Copy out each line that includes the word "nature".
******
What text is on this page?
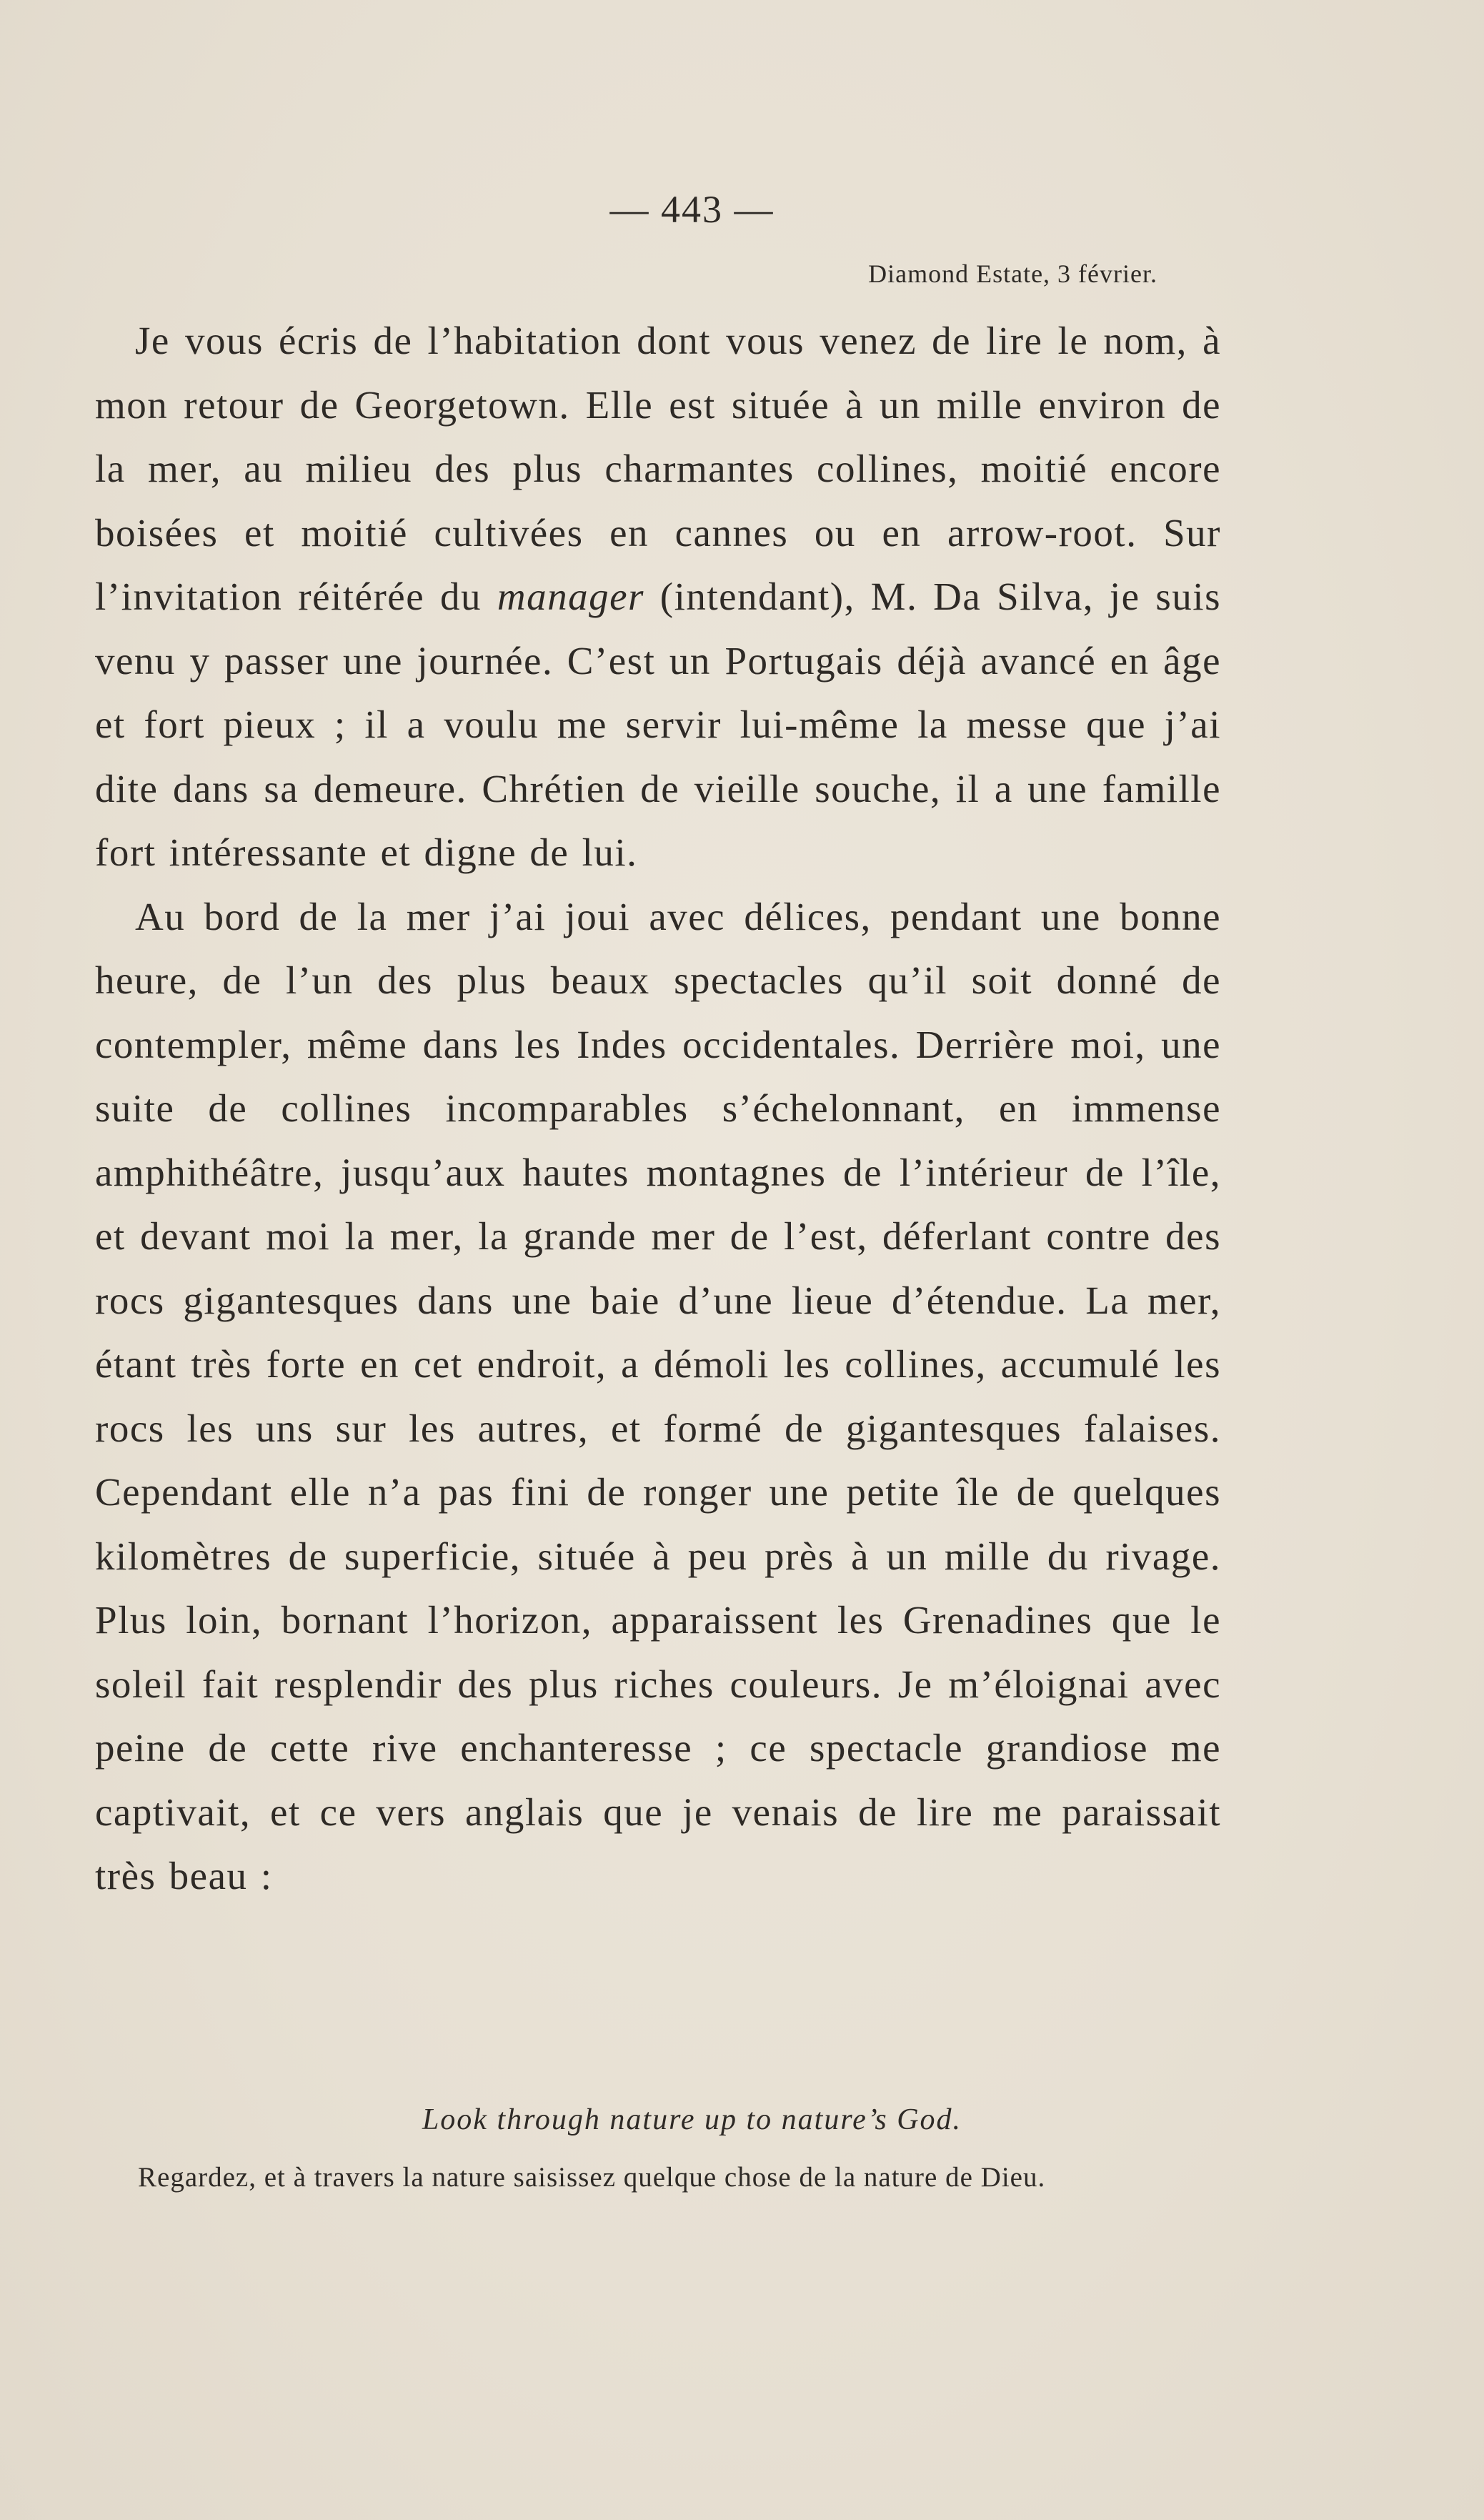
— 443 —
Diamond Estate, 3 février.

Je vous écris de l’habitation dont vous venez de lire le nom, à mon retour de Georgetown. Elle est située à un mille environ de la mer, au milieu des plus charmantes collines, moitié encore boisées et moitié cultivées en cannes ou en arrow-root. Sur l’invitation réitérée du manager (intendant), M. Da Silva, je suis venu y passer une journée. C’est un Portugais déjà avancé en âge et fort pieux ; il a voulu me servir lui-même la messe que j’ai dite dans sa demeure. Chrétien de vieille souche, il a une famille fort intéressante et digne de lui.

Au bord de la mer j’ai joui avec délices, pendant une bonne heure, de l’un des plus beaux spectacles qu’il soit donné de contempler, même dans les Indes occidentales. Derrière moi, une suite de collines incomparables s’échelonnant, en immense amphithéâtre, jusqu’aux hautes montagnes de l’intérieur de l’île, et devant moi la mer, la grande mer de l’est, déferlant contre des rocs gigantesques dans une baie d’une lieue d’étendue. La mer, étant très forte en cet endroit, a démoli les collines, accumulé les rocs les uns sur les autres, et formé de gigantesques falaises. Cependant elle n’a pas fini de ronger une petite île de quelques kilomètres de superficie, située à peu près à un mille du rivage. Plus loin, bornant l’horizon, apparaissent les Grenadines que le soleil fait resplendir des plus riches couleurs. Je m’éloignai avec peine de cette rive enchanteresse ; ce spectacle grandiose me captivait, et ce vers anglais que je venais de lire me paraissait très beau :

Look through nature up to nature’s God.
Regardez, et à travers la nature saisissez quelque chose de la nature de Dieu.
******
◆ Answer ◆
Look through nature up to nature’s God.
Regardez, et à travers la nature saisissez quelque chose de la nature de Dieu.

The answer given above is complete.